- **Work to complete**:
Copy down all of the data underneath, exactly as shown.

** START **

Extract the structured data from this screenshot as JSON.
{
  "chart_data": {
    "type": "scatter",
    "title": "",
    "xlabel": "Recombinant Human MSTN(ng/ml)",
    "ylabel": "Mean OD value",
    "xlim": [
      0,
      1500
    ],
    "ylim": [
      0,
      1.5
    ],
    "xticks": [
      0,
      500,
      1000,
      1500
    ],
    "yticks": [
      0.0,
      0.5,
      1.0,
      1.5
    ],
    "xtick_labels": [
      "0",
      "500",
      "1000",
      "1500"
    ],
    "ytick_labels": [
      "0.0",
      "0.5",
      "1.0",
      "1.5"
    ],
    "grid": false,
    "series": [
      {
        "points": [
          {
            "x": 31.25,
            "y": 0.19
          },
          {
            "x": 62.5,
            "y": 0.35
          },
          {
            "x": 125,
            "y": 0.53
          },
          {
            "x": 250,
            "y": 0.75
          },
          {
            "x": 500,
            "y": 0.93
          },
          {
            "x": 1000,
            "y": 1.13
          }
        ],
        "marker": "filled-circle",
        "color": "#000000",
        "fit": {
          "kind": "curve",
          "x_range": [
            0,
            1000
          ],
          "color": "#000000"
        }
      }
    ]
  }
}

** END **

- **Task output**:
Extract the structured data from this screenshot as JSON.
{
  "chart_data": {
    "type": "scatter",
    "title": "",
    "xlabel": "Recombinant Human MSTN(ng/ml)",
    "ylabel": "Mean OD value",
    "xlim": [
      0,
      1500
    ],
    "ylim": [
      0,
      1.5
    ],
    "xticks": [
      0,
      500,
      1000,
      1500
    ],
    "yticks": [
      0.0,
      0.5,
      1.0,
      1.5
    ],
    "xtick_labels": [
      "0",
      "500",
      "1000",
      "1500"
    ],
    "ytick_labels": [
      "0.0",
      "0.5",
      "1.0",
      "1.5"
    ],
    "grid": false,
    "series": [
      {
        "points": [
          {
            "x": 31.25,
            "y": 0.19
          },
          {
            "x": 62.5,
            "y": 0.35
          },
          {
            "x": 125,
            "y": 0.53
          },
          {
            "x": 250,
            "y": 0.75
          },
          {
            "x": 500,
            "y": 0.93
          },
          {
            "x": 1000,
            "y": 1.13
          }
        ],
        "marker": "filled-circle",
        "color": "#000000",
        "fit": {
          "kind": "curve",
          "x_range": [
            0,
            1000
          ],
          "color": "#000000"
        }
      }
    ]
  }
}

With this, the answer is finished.